DIRECTIONS FOR THIS TASK:
Select lines where the word "Lafayette" appears.

——

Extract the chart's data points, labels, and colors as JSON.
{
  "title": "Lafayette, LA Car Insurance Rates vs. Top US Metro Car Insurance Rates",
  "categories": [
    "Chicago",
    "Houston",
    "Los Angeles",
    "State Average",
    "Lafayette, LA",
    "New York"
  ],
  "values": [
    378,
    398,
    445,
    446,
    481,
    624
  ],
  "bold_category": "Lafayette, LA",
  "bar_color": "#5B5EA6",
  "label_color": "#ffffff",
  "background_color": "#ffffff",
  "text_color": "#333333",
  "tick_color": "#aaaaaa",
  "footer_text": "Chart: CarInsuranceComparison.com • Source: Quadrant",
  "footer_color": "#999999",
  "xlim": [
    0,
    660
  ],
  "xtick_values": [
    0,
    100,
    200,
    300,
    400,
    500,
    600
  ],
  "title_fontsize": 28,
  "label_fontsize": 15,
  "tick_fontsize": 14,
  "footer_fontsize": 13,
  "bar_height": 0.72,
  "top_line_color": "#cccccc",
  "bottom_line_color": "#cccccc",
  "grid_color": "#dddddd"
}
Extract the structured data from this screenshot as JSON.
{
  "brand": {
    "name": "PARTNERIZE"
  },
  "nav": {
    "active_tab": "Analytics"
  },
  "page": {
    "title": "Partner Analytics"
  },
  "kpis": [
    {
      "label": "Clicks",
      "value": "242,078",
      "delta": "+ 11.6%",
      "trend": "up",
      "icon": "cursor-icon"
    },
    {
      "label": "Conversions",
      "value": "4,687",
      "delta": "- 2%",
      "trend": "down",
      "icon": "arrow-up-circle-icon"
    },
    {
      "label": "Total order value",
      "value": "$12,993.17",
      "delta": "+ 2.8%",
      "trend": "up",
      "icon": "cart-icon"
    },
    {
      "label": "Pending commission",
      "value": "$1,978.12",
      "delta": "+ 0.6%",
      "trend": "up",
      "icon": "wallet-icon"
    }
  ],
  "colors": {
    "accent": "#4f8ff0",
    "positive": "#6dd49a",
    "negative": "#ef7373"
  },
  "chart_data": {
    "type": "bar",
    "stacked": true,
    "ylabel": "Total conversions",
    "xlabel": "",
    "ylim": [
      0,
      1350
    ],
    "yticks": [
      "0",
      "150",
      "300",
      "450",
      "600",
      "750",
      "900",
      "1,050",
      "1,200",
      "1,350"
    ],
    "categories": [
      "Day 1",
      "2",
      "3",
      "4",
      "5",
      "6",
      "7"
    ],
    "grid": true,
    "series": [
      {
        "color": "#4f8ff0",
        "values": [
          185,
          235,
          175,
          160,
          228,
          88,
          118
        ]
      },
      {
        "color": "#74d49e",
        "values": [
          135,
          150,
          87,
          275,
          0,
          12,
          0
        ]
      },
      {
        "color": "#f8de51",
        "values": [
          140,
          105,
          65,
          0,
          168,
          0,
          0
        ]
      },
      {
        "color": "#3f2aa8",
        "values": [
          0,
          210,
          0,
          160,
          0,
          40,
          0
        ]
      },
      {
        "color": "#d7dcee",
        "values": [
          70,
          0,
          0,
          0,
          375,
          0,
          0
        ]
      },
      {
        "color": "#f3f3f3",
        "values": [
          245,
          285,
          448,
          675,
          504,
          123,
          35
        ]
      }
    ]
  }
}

——

FINISHED ANSWER:
  "title": "Lafayette, LA Car Insurance Rates vs. Top US Metro Car Insurance Rates",
    "Lafayette, LA",
  "bold_category": "Lafayette, LA",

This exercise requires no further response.